*Material shown*
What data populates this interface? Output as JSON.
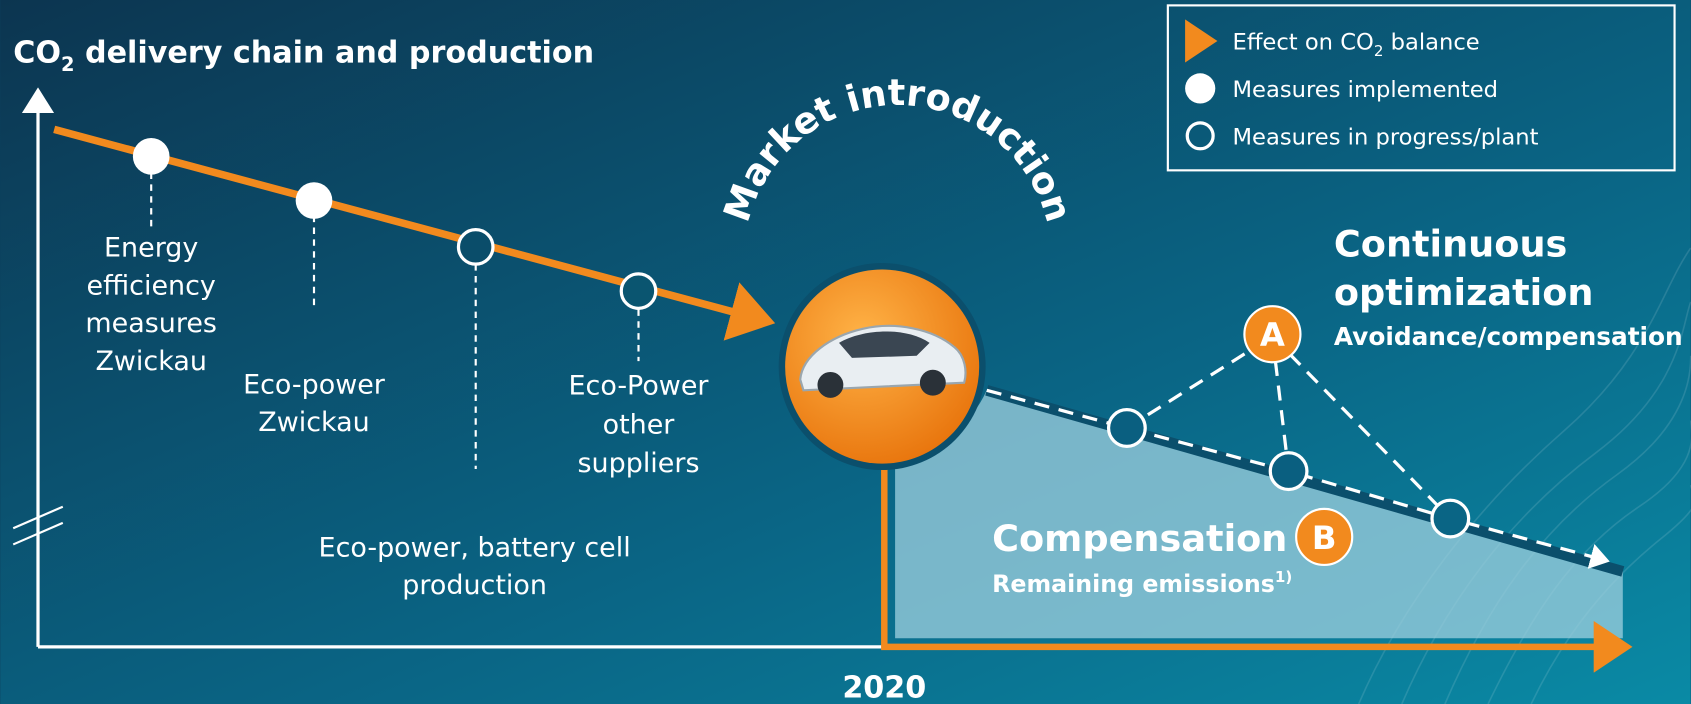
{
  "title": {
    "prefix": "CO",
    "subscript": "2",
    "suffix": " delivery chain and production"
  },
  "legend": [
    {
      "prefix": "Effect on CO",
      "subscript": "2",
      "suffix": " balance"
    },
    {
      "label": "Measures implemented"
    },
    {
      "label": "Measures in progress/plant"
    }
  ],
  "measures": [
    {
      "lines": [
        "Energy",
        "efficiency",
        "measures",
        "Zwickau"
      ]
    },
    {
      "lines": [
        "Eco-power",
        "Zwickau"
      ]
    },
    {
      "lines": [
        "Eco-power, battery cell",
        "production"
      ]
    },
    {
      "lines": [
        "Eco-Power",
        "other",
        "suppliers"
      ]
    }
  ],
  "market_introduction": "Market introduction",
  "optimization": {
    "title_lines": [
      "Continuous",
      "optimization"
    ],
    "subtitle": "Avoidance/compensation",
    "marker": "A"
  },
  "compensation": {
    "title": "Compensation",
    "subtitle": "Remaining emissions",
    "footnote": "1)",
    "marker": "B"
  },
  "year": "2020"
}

*Task objective*
Copy the whole of the material above exactly, but not its images.

*Finished task*
What data populates this interface? Output as JSON.
{
  "title": {
    "prefix": "CO",
    "subscript": "2",
    "suffix": " delivery chain and production"
  },
  "legend": [
    {
      "prefix": "Effect on CO",
      "subscript": "2",
      "suffix": " balance"
    },
    {
      "label": "Measures implemented"
    },
    {
      "label": "Measures in progress/plant"
    }
  ],
  "measures": [
    {
      "lines": [
        "Energy",
        "efficiency",
        "measures",
        "Zwickau"
      ]
    },
    {
      "lines": [
        "Eco-power",
        "Zwickau"
      ]
    },
    {
      "lines": [
        "Eco-power, battery cell",
        "production"
      ]
    },
    {
      "lines": [
        "Eco-Power",
        "other",
        "suppliers"
      ]
    }
  ],
  "market_introduction": "Market introduction",
  "optimization": {
    "title_lines": [
      "Continuous",
      "optimization"
    ],
    "subtitle": "Avoidance/compensation",
    "marker": "A"
  },
  "compensation": {
    "title": "Compensation",
    "subtitle": "Remaining emissions",
    "footnote": "1)",
    "marker": "B"
  },
  "year": "2020"
}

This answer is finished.